### [EXERCISE MATERIAL]
_ _ _ _
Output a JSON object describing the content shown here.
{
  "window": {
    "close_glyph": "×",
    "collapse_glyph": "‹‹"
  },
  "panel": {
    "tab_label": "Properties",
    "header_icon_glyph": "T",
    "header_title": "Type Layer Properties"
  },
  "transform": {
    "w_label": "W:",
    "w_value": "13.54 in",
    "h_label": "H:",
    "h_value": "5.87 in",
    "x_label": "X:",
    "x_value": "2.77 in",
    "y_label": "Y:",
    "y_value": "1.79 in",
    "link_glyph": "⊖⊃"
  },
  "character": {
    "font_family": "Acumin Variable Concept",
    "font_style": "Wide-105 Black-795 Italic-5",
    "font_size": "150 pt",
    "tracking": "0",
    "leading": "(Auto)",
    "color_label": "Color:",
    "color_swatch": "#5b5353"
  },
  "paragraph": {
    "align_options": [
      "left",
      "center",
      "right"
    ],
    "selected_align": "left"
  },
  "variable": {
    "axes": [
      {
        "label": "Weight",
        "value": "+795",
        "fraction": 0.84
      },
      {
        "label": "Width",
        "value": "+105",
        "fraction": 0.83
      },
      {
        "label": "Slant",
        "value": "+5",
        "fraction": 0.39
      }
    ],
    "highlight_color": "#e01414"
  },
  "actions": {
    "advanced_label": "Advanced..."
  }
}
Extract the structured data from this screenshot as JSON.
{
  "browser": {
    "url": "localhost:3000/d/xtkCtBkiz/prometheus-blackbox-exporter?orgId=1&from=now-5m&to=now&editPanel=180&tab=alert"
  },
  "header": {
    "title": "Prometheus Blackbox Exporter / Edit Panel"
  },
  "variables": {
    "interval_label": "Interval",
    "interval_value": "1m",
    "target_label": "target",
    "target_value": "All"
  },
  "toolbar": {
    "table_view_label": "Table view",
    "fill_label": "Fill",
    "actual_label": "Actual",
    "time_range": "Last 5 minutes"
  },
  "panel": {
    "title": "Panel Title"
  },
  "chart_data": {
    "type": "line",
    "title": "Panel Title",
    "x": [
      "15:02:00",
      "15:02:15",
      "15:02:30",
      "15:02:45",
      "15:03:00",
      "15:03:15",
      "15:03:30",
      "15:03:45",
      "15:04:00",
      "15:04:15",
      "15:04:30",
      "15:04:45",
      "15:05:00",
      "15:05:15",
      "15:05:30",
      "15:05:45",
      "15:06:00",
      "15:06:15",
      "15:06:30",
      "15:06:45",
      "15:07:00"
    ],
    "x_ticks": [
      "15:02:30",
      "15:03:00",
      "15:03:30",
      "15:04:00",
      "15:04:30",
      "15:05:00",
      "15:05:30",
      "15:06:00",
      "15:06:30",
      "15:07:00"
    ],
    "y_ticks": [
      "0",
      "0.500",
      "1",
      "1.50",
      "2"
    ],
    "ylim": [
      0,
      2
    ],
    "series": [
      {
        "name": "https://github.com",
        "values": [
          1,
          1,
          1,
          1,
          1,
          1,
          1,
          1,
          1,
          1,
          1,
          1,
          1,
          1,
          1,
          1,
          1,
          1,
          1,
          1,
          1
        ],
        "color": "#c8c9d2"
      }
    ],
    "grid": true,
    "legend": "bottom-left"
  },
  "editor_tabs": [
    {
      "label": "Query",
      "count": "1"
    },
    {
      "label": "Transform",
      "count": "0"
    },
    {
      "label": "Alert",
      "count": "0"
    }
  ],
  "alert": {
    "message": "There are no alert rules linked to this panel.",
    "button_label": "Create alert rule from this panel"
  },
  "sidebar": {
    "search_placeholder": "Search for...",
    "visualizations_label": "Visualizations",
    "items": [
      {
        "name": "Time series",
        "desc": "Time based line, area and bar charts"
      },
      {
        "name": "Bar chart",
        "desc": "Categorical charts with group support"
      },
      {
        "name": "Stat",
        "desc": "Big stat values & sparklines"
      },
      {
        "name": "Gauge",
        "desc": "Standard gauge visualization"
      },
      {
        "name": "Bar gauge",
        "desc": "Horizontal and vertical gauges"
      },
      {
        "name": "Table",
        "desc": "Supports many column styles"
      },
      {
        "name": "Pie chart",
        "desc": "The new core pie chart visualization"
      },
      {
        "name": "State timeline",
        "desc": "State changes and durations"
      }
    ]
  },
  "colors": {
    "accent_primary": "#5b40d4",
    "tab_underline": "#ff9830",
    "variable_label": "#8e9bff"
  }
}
_ _ _ _
Above are the records. Identify each line that contains the word "Table".

    "table_view_label": "Table view",
        "name": "Table",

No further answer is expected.